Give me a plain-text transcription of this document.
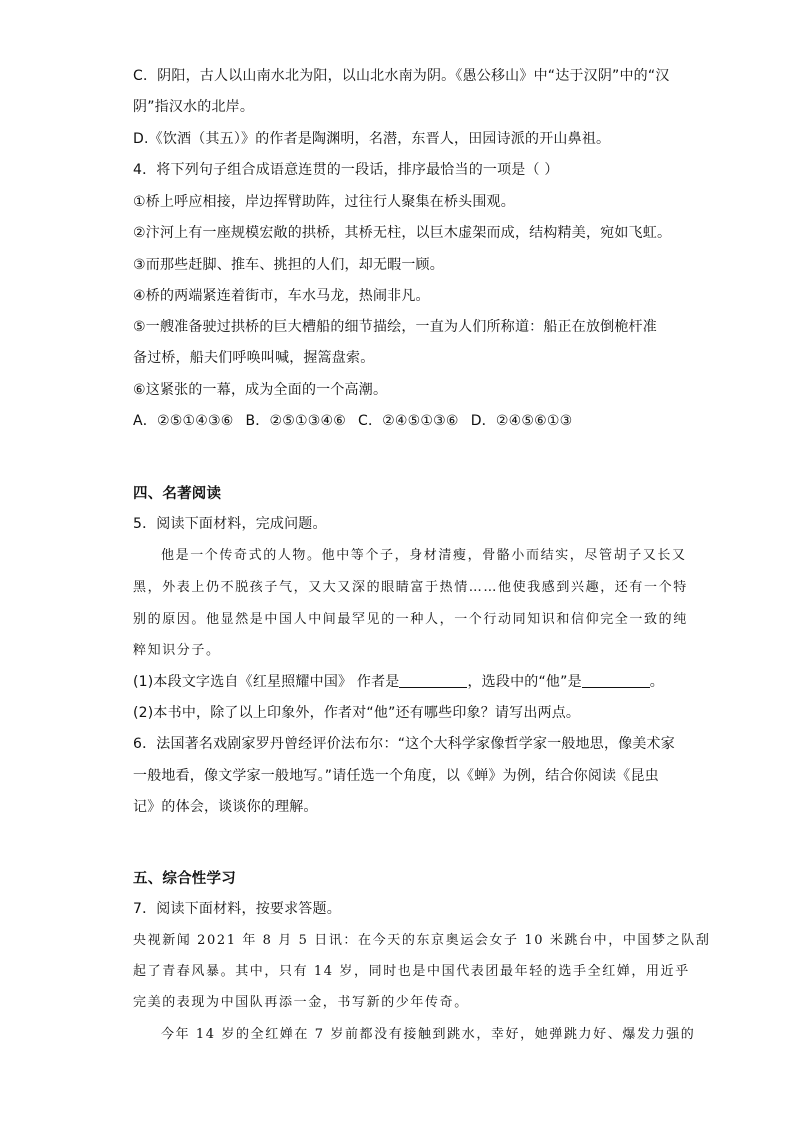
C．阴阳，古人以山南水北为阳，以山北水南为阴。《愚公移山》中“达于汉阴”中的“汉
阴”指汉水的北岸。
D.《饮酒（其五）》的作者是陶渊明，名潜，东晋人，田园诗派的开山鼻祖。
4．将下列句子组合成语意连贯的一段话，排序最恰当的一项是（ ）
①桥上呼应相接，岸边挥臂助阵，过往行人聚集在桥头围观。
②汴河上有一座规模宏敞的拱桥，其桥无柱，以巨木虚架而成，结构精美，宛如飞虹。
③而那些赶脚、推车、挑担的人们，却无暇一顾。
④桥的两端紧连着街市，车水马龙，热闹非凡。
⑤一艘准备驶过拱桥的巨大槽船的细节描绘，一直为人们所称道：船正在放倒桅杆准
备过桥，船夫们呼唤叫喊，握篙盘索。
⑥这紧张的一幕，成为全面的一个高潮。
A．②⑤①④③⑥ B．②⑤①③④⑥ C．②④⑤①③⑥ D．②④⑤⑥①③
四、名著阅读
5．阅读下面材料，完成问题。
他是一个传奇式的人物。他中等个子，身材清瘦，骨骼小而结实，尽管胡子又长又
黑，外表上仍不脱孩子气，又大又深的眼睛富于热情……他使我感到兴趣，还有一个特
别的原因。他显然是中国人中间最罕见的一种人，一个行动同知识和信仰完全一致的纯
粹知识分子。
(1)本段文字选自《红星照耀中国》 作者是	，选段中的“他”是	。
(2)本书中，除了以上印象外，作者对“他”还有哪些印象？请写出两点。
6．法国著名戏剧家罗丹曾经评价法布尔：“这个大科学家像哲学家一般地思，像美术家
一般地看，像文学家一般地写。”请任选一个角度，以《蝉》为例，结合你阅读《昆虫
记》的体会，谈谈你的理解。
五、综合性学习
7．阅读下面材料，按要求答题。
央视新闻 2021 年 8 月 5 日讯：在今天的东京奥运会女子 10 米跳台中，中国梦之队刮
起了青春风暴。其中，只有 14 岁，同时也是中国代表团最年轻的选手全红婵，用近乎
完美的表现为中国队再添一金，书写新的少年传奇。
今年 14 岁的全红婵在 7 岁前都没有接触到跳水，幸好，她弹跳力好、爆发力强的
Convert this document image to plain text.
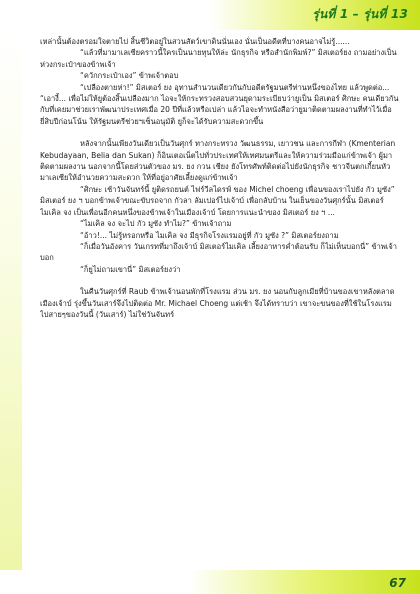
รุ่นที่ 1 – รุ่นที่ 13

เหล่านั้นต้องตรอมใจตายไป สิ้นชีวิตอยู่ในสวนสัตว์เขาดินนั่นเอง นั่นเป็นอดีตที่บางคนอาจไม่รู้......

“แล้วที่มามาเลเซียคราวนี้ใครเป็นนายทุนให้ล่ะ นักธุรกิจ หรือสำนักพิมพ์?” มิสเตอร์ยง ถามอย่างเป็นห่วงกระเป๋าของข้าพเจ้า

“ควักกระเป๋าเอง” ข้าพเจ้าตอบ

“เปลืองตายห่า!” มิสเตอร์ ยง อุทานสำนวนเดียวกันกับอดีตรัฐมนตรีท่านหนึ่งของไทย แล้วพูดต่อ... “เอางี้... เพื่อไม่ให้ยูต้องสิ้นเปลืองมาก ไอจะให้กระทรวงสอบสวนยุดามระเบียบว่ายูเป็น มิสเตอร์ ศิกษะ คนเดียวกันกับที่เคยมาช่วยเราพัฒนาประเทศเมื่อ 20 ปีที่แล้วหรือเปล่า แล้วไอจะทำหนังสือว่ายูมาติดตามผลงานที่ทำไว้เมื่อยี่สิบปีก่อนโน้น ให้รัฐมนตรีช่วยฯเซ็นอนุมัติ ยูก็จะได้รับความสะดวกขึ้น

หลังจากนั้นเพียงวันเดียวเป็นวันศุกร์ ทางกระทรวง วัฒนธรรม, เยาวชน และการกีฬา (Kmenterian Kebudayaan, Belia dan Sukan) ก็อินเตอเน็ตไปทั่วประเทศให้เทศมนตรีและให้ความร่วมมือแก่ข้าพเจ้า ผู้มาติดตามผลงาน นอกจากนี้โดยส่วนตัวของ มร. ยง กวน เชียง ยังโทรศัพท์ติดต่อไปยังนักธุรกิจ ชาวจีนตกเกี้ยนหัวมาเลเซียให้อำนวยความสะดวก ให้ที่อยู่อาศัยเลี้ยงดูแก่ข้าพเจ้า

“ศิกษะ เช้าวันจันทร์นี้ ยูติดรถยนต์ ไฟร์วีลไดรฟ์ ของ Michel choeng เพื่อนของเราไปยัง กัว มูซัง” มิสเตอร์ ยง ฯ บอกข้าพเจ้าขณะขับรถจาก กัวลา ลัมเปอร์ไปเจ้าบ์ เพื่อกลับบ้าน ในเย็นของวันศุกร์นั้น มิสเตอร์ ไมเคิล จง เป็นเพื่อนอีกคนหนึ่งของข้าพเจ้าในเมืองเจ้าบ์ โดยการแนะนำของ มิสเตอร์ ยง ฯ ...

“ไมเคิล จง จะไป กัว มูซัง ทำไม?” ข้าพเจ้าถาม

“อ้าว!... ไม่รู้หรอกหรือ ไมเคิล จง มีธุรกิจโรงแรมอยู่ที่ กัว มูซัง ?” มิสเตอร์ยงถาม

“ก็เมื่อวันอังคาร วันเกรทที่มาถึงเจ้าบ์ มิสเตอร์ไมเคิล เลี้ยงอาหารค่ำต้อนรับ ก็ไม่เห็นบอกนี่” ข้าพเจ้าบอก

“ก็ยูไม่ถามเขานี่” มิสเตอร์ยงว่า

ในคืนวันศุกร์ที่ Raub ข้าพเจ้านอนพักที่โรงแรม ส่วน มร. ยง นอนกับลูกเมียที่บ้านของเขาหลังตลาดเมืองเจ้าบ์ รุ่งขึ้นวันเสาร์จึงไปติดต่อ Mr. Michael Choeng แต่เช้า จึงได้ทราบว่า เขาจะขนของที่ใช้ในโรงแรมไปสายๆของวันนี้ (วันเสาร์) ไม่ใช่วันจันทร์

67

----------

Identify lines with the string "text". Copy each one.

Give me a plain-text transcription of this document.
Convert this document image to plain text.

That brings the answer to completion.